──────── Items
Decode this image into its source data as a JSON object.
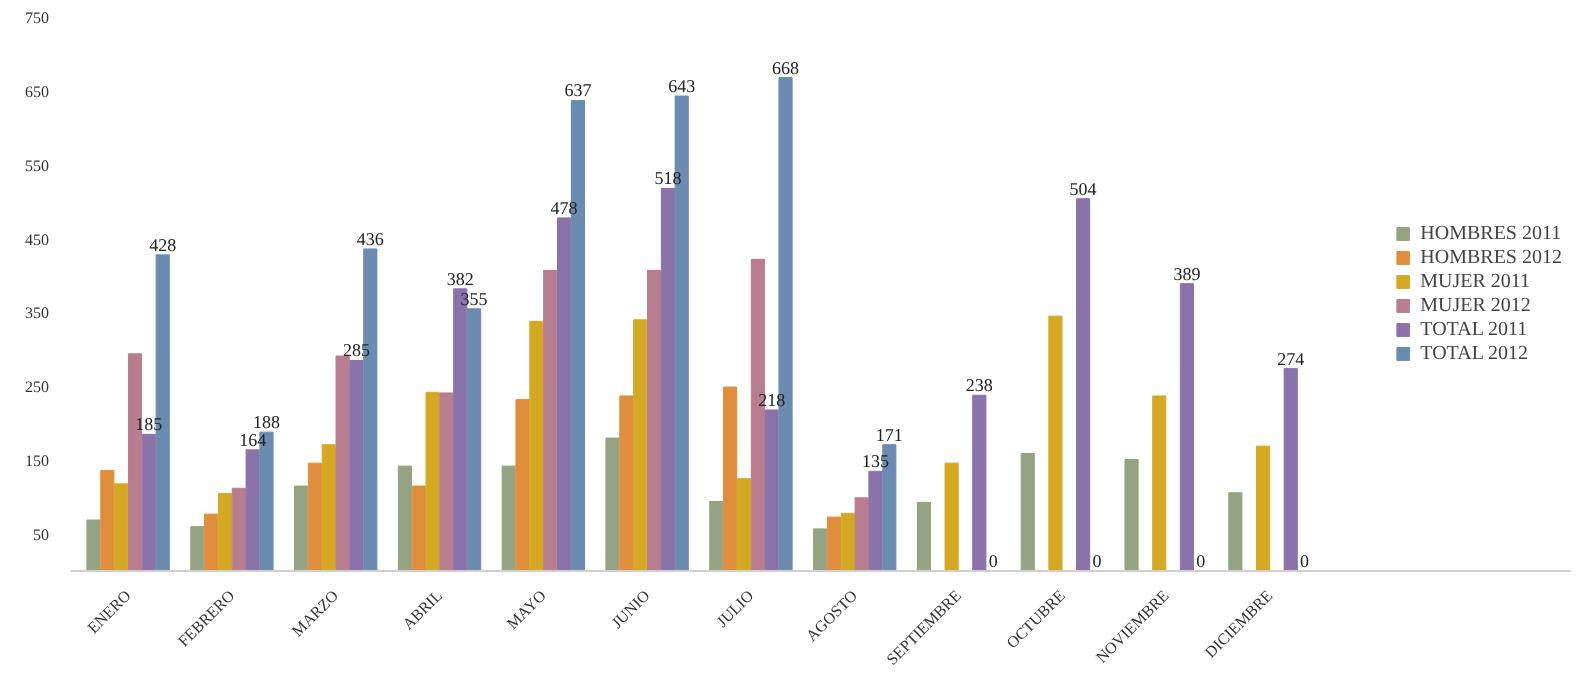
{
  "chart_data": {
    "type": "bar",
    "categories": [
      "ENERO",
      "FEBRERO",
      "MARZO",
      "ABRIL",
      "MAYO",
      "JUNIO",
      "JULIO",
      "AGOSTO",
      "SEPTIEMBRE",
      "OCTUBRE",
      "NOVIEMBRE",
      "DICIEMBRE"
    ],
    "series": [
      {
        "name": "HOMBRES 2011",
        "color": "#95a382",
        "values": [
          69,
          60,
          115,
          142,
          142,
          180,
          94,
          57,
          93,
          159,
          151,
          106
        ]
      },
      {
        "name": "HOMBRES 2012",
        "color": "#e08e3c",
        "values": [
          136,
          77,
          146,
          115,
          232,
          237,
          249,
          73,
          null,
          null,
          null,
          null
        ]
      },
      {
        "name": "MUJER 2011",
        "color": "#d4a823",
        "values": [
          118,
          105,
          171,
          242,
          338,
          340,
          125,
          78,
          146,
          345,
          237,
          169
        ]
      },
      {
        "name": "MUJER 2012",
        "color": "#b87d8e",
        "values": [
          294,
          112,
          291,
          241,
          407,
          407,
          422,
          99,
          null,
          null,
          null,
          null
        ]
      },
      {
        "name": "TOTAL 2011",
        "color": "#8a73ab",
        "values": [
          185,
          164,
          285,
          382,
          478,
          518,
          218,
          135,
          238,
          504,
          389,
          274
        ],
        "value_labels": [
          "185",
          "164",
          "285",
          "382",
          "478",
          "518",
          "218",
          "135",
          "238",
          "504",
          "389",
          "274"
        ]
      },
      {
        "name": "TOTAL 2012",
        "color": "#6b8bb0",
        "values": [
          428,
          188,
          436,
          355,
          637,
          643,
          668,
          171,
          0,
          0,
          0,
          0
        ],
        "value_labels": [
          "428",
          "188",
          "436",
          "355",
          "637",
          "643",
          "668",
          "171",
          "0",
          "0",
          "0",
          "0"
        ]
      }
    ],
    "ylim": [
      0,
      750
    ],
    "yticks": [
      50,
      150,
      250,
      350,
      450,
      550,
      650,
      750
    ],
    "grid": false,
    "legend": "right"
  }
}
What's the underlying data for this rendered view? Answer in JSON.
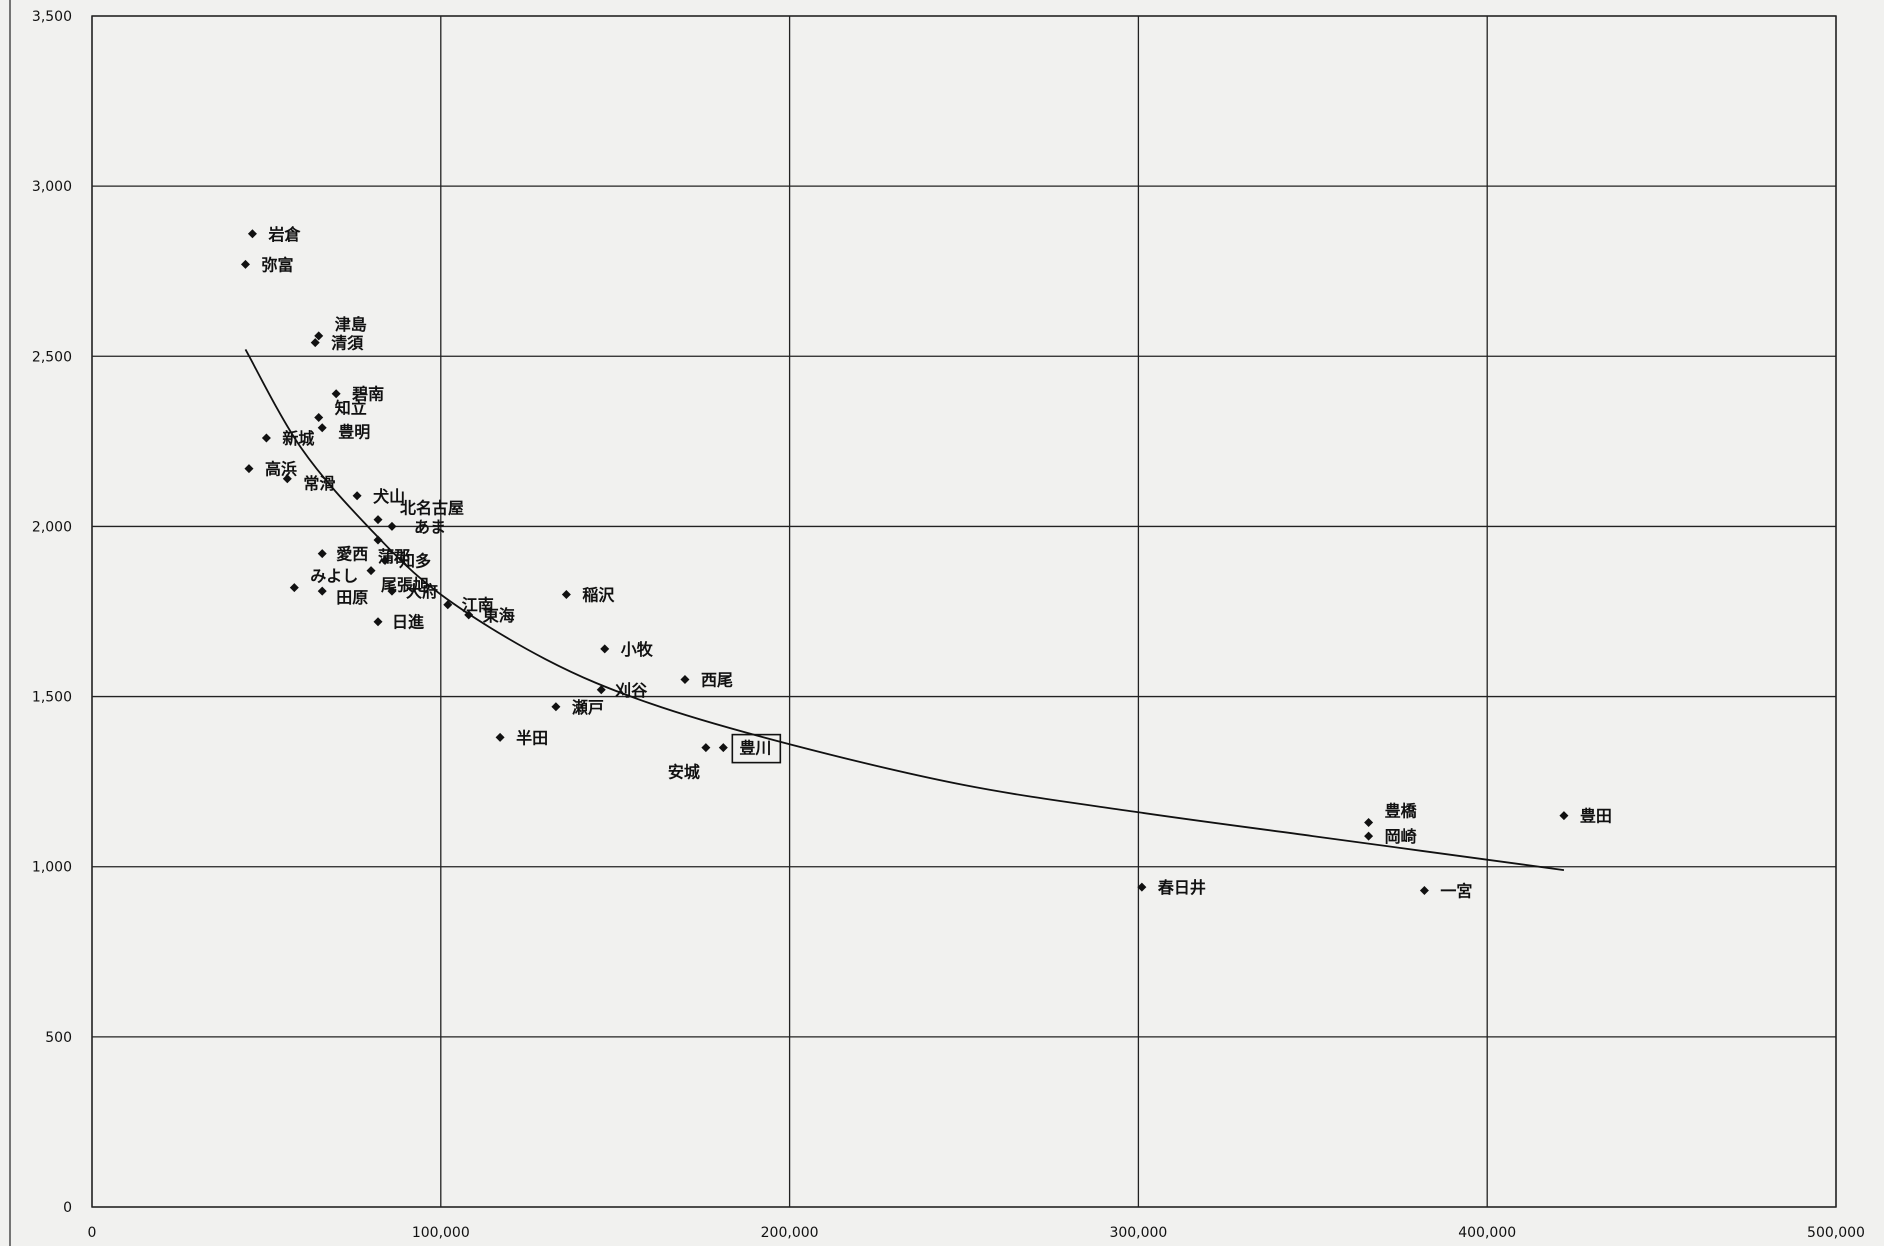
{
  "chart_data": {
    "type": "scatter",
    "title": "",
    "xlabel": "",
    "ylabel": "",
    "xlim": [
      0,
      500000
    ],
    "ylim": [
      0,
      3500
    ],
    "x_ticks": [
      0,
      100000,
      200000,
      300000,
      400000,
      500000
    ],
    "y_ticks": [
      0,
      500,
      1000,
      1500,
      2000,
      2500,
      3000,
      3500
    ],
    "x_tick_labels": [
      "0",
      "100,000",
      "200,000",
      "300,000",
      "400,000",
      "500,000"
    ],
    "y_tick_labels": [
      "0",
      "500",
      "1,000",
      "1,500",
      "2,000",
      "2,500",
      "3,000",
      "3,500"
    ],
    "grid": true,
    "highlighted_label": "豊川",
    "points": [
      {
        "label": "岩倉",
        "x": 46000,
        "y": 2860
      },
      {
        "label": "弥富",
        "x": 44000,
        "y": 2770
      },
      {
        "label": "津島",
        "x": 65000,
        "y": 2560
      },
      {
        "label": "清須",
        "x": 64000,
        "y": 2540
      },
      {
        "label": "碧南",
        "x": 70000,
        "y": 2390
      },
      {
        "label": "知立",
        "x": 65000,
        "y": 2320
      },
      {
        "label": "豊明",
        "x": 66000,
        "y": 2290
      },
      {
        "label": "新城",
        "x": 50000,
        "y": 2260
      },
      {
        "label": "高浜",
        "x": 45000,
        "y": 2170
      },
      {
        "label": "常滑",
        "x": 56000,
        "y": 2140
      },
      {
        "label": "犬山",
        "x": 76000,
        "y": 2090
      },
      {
        "label": "北名古屋",
        "x": 82000,
        "y": 2020
      },
      {
        "label": "あま",
        "x": 86000,
        "y": 2000
      },
      {
        "label": "蒲郡",
        "x": 82000,
        "y": 1960
      },
      {
        "label": "愛西",
        "x": 66000,
        "y": 1920
      },
      {
        "label": "知多",
        "x": 84000,
        "y": 1900
      },
      {
        "label": "尾張旭",
        "x": 80000,
        "y": 1870
      },
      {
        "label": "みよし",
        "x": 58000,
        "y": 1820
      },
      {
        "label": "田原",
        "x": 66000,
        "y": 1810
      },
      {
        "label": "大府",
        "x": 86000,
        "y": 1810
      },
      {
        "label": "江南",
        "x": 102000,
        "y": 1770
      },
      {
        "label": "東海",
        "x": 108000,
        "y": 1740
      },
      {
        "label": "日進",
        "x": 82000,
        "y": 1720
      },
      {
        "label": "稲沢",
        "x": 136000,
        "y": 1800
      },
      {
        "label": "小牧",
        "x": 147000,
        "y": 1640
      },
      {
        "label": "西尾",
        "x": 170000,
        "y": 1550
      },
      {
        "label": "刈谷",
        "x": 146000,
        "y": 1520
      },
      {
        "label": "瀬戸",
        "x": 133000,
        "y": 1470
      },
      {
        "label": "半田",
        "x": 117000,
        "y": 1380
      },
      {
        "label": "豊川",
        "x": 181000,
        "y": 1350
      },
      {
        "label": "安城",
        "x": 176000,
        "y": 1350
      },
      {
        "label": "豊橋",
        "x": 366000,
        "y": 1130
      },
      {
        "label": "岡崎",
        "x": 366000,
        "y": 1090
      },
      {
        "label": "豊田",
        "x": 422000,
        "y": 1150
      },
      {
        "label": "春日井",
        "x": 301000,
        "y": 940
      },
      {
        "label": "一宮",
        "x": 382000,
        "y": 930
      }
    ],
    "trendline": {
      "type": "power",
      "points": [
        [
          44000,
          2520
        ],
        [
          60000,
          2230
        ],
        [
          80000,
          1990
        ],
        [
          100000,
          1800
        ],
        [
          130000,
          1610
        ],
        [
          160000,
          1480
        ],
        [
          200000,
          1360
        ],
        [
          250000,
          1240
        ],
        [
          300000,
          1160
        ],
        [
          350000,
          1090
        ],
        [
          422000,
          990
        ]
      ]
    }
  }
}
────────────────
### Given exercise
Repeat the data exactly, excluding the pictures.

### Response
Decode this image into its source data as a JSON object.
{
  "chart_data": {
    "type": "bar",
    "categories": [
      "ENERO",
      "FEBRERO",
      "MARZO",
      "ABRIL",
      "MAYO",
      "JUNIO",
      "JULIO",
      "AGOSTO",
      "SEPTIEMBRE",
      "OCTUBRE",
      "NOVIEMBRE",
      "DICIEMBRE"
    ],
    "series": [
      {
        "name": "HOMBRES 2011",
        "color": "#95a382",
        "values": [
          69,
          60,
          115,
          142,
          142,
          180,
          94,
          57,
          93,
          159,
          151,
          106
        ]
      },
      {
        "name": "HOMBRES 2012",
        "color": "#e08e3c",
        "values": [
          136,
          77,
          146,
          115,
          232,
          237,
          249,
          73,
          null,
          null,
          null,
          null
        ]
      },
      {
        "name": "MUJER 2011",
        "color": "#d4a823",
        "values": [
          118,
          105,
          171,
          242,
          338,
          340,
          125,
          78,
          146,
          345,
          237,
          169
        ]
      },
      {
        "name": "MUJER 2012",
        "color": "#b87d8e",
        "values": [
          294,
          112,
          291,
          241,
          407,
          407,
          422,
          99,
          null,
          null,
          null,
          null
        ]
      },
      {
        "name": "TOTAL 2011",
        "color": "#8a73ab",
        "values": [
          185,
          164,
          285,
          382,
          478,
          518,
          218,
          135,
          238,
          504,
          389,
          274
        ],
        "value_labels": [
          "185",
          "164",
          "285",
          "382",
          "478",
          "518",
          "218",
          "135",
          "238",
          "504",
          "389",
          "274"
        ]
      },
      {
        "name": "TOTAL 2012",
        "color": "#6b8bb0",
        "values": [
          428,
          188,
          436,
          355,
          637,
          643,
          668,
          171,
          0,
          0,
          0,
          0
        ],
        "value_labels": [
          "428",
          "188",
          "436",
          "355",
          "637",
          "643",
          "668",
          "171",
          "0",
          "0",
          "0",
          "0"
        ]
      }
    ],
    "ylim": [
      0,
      750
    ],
    "yticks": [
      50,
      150,
      250,
      350,
      450,
      550,
      650,
      750
    ],
    "grid": false,
    "legend": "right"
  }
}
What's the underlying data for this rendered view? Answer in JSON.
{
  "chart_data": {
    "type": "scatter",
    "title": "",
    "xlabel": "",
    "ylabel": "",
    "xlim": [
      0,
      500000
    ],
    "ylim": [
      0,
      3500
    ],
    "x_ticks": [
      0,
      100000,
      200000,
      300000,
      400000,
      500000
    ],
    "y_ticks": [
      0,
      500,
      1000,
      1500,
      2000,
      2500,
      3000,
      3500
    ],
    "x_tick_labels": [
      "0",
      "100,000",
      "200,000",
      "300,000",
      "400,000",
      "500,000"
    ],
    "y_tick_labels": [
      "0",
      "500",
      "1,000",
      "1,500",
      "2,000",
      "2,500",
      "3,000",
      "3,500"
    ],
    "grid": true,
    "highlighted_label": "豊川",
    "points": [
      {
        "label": "岩倉",
        "x": 46000,
        "y": 2860
      },
      {
        "label": "弥富",
        "x": 44000,
        "y": 2770
      },
      {
        "label": "津島",
        "x": 65000,
        "y": 2560
      },
      {
        "label": "清須",
        "x": 64000,
        "y": 2540
      },
      {
        "label": "碧南",
        "x": 70000,
        "y": 2390
      },
      {
        "label": "知立",
        "x": 65000,
        "y": 2320
      },
      {
        "label": "豊明",
        "x": 66000,
        "y": 2290
      },
      {
        "label": "新城",
        "x": 50000,
        "y": 2260
      },
      {
        "label": "高浜",
        "x": 45000,
        "y": 2170
      },
      {
        "label": "常滑",
        "x": 56000,
        "y": 2140
      },
      {
        "label": "犬山",
        "x": 76000,
        "y": 2090
      },
      {
        "label": "北名古屋",
        "x": 82000,
        "y": 2020
      },
      {
        "label": "あま",
        "x": 86000,
        "y": 2000
      },
      {
        "label": "蒲郡",
        "x": 82000,
        "y": 1960
      },
      {
        "label": "愛西",
        "x": 66000,
        "y": 1920
      },
      {
        "label": "知多",
        "x": 84000,
        "y": 1900
      },
      {
        "label": "尾張旭",
        "x": 80000,
        "y": 1870
      },
      {
        "label": "みよし",
        "x": 58000,
        "y": 1820
      },
      {
        "label": "田原",
        "x": 66000,
        "y": 1810
      },
      {
        "label": "大府",
        "x": 86000,
        "y": 1810
      },
      {
        "label": "江南",
        "x": 102000,
        "y": 1770
      },
      {
        "label": "東海",
        "x": 108000,
        "y": 1740
      },
      {
        "label": "日進",
        "x": 82000,
        "y": 1720
      },
      {
        "label": "稲沢",
        "x": 136000,
        "y": 1800
      },
      {
        "label": "小牧",
        "x": 147000,
        "y": 1640
      },
      {
        "label": "西尾",
        "x": 170000,
        "y": 1550
      },
      {
        "label": "刈谷",
        "x": 146000,
        "y": 1520
      },
      {
        "label": "瀬戸",
        "x": 133000,
        "y": 1470
      },
      {
        "label": "半田",
        "x": 117000,
        "y": 1380
      },
      {
        "label": "豊川",
        "x": 181000,
        "y": 1350
      },
      {
        "label": "安城",
        "x": 176000,
        "y": 1350
      },
      {
        "label": "豊橋",
        "x": 366000,
        "y": 1130
      },
      {
        "label": "岡崎",
        "x": 366000,
        "y": 1090
      },
      {
        "label": "豊田",
        "x": 422000,
        "y": 1150
      },
      {
        "label": "春日井",
        "x": 301000,
        "y": 940
      },
      {
        "label": "一宮",
        "x": 382000,
        "y": 930
      }
    ],
    "trendline": {
      "type": "power",
      "points": [
        [
          44000,
          2520
        ],
        [
          60000,
          2230
        ],
        [
          80000,
          1990
        ],
        [
          100000,
          1800
        ],
        [
          130000,
          1610
        ],
        [
          160000,
          1480
        ],
        [
          200000,
          1360
        ],
        [
          250000,
          1240
        ],
        [
          300000,
          1160
        ],
        [
          350000,
          1090
        ],
        [
          422000,
          990
        ]
      ]
    }
  }
}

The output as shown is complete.